==== Supplied material

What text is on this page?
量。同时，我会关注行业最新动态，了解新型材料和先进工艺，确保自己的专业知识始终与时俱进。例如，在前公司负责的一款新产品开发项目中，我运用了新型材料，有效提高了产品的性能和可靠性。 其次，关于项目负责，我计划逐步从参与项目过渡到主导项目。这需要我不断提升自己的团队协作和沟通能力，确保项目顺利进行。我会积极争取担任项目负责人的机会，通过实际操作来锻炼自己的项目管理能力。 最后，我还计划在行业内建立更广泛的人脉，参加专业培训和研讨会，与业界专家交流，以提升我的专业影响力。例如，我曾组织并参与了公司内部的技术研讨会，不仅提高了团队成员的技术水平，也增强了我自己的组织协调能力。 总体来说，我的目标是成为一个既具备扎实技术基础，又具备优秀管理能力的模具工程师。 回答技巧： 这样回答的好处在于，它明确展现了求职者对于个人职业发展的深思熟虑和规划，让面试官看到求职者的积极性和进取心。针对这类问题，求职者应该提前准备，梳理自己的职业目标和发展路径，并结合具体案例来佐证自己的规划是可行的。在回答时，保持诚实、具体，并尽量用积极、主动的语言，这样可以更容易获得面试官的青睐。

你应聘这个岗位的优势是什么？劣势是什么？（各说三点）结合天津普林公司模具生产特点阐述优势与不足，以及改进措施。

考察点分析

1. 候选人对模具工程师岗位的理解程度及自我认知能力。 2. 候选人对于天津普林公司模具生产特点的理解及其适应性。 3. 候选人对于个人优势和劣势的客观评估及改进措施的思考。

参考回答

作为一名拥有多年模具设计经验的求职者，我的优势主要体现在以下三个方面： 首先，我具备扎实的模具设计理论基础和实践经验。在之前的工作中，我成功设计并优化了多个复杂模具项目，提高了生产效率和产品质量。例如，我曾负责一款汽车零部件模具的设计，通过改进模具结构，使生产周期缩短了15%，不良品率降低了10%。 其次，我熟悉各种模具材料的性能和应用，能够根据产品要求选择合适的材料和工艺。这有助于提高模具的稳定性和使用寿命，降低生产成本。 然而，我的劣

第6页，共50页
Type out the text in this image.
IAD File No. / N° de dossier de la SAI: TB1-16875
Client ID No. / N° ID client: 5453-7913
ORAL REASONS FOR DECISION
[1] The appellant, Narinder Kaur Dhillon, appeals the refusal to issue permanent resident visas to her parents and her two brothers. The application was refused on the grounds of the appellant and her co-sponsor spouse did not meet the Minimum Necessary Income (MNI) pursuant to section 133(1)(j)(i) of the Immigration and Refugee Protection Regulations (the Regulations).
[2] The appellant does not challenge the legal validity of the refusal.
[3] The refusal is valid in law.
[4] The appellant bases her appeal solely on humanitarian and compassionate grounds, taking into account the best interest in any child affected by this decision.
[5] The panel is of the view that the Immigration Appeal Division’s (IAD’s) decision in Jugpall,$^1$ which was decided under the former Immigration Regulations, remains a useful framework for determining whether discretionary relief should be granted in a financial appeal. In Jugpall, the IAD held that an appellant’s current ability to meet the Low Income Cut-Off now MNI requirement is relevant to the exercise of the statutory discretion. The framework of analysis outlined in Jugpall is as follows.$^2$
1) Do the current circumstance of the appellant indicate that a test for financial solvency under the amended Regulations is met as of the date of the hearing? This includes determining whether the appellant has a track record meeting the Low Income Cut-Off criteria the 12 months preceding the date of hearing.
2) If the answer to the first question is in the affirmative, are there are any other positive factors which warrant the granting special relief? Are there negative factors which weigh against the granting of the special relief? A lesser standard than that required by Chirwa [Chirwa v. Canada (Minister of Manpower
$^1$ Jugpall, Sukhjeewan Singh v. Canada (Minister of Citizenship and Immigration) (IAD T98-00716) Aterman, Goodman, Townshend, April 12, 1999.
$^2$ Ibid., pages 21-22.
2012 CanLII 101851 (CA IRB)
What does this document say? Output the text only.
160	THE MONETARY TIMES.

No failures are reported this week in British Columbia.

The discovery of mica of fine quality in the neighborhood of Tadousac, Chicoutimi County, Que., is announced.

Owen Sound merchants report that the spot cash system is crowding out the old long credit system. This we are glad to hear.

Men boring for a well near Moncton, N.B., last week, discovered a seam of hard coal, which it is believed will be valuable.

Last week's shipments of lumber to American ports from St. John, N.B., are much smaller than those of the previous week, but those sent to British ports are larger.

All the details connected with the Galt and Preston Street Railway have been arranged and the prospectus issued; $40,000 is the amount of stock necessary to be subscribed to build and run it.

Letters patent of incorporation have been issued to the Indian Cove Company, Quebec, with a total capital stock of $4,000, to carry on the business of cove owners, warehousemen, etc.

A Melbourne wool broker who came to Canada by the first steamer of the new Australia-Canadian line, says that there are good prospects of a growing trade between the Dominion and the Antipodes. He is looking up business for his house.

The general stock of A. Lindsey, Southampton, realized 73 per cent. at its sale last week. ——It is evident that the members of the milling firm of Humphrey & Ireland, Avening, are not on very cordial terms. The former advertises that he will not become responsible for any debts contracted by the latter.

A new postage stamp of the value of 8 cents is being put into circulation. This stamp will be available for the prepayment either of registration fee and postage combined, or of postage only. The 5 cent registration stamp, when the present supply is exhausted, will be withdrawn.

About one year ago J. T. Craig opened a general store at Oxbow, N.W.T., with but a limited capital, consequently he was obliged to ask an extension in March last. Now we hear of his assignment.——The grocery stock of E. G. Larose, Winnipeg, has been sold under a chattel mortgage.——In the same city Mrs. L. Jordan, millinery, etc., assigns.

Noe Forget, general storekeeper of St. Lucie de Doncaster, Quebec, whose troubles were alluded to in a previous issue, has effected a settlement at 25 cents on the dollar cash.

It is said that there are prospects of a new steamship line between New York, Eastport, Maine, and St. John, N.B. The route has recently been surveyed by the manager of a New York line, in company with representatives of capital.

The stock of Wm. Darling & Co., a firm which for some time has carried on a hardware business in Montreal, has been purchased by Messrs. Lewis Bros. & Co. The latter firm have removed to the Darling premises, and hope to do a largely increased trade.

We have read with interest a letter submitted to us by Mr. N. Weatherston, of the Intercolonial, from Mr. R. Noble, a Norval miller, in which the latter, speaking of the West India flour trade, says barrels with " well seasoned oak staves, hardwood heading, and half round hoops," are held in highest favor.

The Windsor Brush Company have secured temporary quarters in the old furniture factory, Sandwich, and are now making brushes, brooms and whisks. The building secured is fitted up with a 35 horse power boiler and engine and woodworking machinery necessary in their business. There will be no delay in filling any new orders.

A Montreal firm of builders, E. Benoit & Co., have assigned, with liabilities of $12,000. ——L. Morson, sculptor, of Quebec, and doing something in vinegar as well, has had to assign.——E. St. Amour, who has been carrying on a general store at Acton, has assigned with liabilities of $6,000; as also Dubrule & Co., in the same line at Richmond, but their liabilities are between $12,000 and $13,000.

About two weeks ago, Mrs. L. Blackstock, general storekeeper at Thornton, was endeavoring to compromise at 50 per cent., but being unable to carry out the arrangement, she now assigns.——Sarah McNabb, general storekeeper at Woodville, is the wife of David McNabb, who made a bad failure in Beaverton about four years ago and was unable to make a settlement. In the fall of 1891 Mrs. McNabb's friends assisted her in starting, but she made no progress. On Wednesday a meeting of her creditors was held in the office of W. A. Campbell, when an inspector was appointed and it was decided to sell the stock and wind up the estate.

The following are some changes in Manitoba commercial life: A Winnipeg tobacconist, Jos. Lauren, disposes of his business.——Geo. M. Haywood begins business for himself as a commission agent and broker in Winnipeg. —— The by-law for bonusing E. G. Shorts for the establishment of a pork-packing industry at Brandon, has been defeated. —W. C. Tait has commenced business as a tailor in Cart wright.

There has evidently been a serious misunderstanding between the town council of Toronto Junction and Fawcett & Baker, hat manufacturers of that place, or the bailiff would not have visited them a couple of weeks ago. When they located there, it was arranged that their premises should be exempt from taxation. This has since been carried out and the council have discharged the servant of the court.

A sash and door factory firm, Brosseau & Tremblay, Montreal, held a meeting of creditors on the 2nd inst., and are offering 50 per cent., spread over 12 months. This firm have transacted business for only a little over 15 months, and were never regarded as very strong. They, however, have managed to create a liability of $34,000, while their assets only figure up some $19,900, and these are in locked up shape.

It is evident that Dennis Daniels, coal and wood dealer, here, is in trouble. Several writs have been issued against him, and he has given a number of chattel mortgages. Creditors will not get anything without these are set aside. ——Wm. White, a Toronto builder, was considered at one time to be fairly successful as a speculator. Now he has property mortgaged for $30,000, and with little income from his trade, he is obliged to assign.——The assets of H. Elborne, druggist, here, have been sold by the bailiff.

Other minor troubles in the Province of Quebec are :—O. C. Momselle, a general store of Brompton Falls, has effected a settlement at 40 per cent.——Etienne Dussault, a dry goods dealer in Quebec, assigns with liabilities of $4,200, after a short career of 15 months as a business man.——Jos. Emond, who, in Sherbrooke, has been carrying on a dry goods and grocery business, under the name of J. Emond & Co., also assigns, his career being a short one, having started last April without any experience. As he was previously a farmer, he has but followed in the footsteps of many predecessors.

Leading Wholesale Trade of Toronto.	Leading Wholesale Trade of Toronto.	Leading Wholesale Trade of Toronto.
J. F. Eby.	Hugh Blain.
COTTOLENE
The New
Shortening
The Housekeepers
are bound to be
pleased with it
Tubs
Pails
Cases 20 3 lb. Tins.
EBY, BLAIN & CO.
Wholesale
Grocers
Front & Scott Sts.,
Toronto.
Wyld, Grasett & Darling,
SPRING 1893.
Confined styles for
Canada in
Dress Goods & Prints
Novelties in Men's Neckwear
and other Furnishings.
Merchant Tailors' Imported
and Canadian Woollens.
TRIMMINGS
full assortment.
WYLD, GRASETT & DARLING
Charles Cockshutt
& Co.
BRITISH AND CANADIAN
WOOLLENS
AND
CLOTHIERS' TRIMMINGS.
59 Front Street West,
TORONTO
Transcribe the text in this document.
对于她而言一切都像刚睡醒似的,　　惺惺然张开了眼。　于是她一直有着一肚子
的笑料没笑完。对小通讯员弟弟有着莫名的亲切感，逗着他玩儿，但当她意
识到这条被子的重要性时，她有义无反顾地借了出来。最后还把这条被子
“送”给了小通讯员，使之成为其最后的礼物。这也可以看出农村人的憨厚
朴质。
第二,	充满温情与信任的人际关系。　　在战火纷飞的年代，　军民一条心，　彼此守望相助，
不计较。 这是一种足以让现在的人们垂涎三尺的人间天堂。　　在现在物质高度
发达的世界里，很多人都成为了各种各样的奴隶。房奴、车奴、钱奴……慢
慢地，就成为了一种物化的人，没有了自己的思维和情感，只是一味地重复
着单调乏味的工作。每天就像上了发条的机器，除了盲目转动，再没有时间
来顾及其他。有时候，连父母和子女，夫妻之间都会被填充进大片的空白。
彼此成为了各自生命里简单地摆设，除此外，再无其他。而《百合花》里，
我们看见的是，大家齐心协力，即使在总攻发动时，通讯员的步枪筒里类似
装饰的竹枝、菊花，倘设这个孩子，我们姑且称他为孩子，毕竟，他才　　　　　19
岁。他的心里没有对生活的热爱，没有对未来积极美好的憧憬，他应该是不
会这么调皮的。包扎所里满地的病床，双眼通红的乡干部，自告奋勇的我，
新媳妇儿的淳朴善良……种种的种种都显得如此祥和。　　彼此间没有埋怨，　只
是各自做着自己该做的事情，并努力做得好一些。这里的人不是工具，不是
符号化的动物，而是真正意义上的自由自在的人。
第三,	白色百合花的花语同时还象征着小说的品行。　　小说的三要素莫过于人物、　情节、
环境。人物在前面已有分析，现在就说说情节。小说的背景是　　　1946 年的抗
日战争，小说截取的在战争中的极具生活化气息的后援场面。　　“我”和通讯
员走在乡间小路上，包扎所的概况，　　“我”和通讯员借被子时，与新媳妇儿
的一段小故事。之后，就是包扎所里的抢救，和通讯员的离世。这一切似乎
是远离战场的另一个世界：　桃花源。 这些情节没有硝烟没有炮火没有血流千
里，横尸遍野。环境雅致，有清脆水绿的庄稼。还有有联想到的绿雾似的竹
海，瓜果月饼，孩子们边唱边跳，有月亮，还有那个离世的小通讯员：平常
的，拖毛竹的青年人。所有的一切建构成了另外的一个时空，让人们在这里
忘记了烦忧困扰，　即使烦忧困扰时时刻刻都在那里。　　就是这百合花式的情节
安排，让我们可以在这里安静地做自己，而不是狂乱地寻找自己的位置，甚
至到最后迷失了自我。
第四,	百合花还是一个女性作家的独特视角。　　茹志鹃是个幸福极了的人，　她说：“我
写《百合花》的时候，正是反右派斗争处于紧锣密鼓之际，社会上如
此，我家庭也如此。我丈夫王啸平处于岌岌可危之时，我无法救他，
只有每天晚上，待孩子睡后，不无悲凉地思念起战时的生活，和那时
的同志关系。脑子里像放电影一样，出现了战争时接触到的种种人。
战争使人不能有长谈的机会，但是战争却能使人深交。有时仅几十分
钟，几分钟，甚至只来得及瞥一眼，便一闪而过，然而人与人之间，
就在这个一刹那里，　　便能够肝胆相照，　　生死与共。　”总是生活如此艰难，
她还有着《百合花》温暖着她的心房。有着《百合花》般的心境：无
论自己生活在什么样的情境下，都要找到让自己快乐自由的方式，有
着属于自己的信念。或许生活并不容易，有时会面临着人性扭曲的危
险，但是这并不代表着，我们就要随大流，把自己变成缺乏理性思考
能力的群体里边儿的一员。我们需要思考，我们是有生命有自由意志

========

* Work instructions *
Look through the entries and return every line where "Jugpall" appears.

* In response *
[5] The panel is of the view that the Immigration Appeal Division’s (IAD’s) decision in Jugpall,$^1$ which was decided under the former Immigration Regulations, remains a useful framework for determining whether discretionary relief should be granted in a financial appeal. In Jugpall, the IAD held that an appellant’s current ability to meet the Low Income Cut-Off now MNI requirement is relevant to the exercise of the statutory discretion. The framework of analysis outlined in Jugpall is as follows.$^2$
$^1$ Jugpall, Sukhjeewan Singh v. Canada (Minister of Citizenship and Immigration) (IAD T98-00716) Aterman, Goodman, Townshend, April 12, 1999.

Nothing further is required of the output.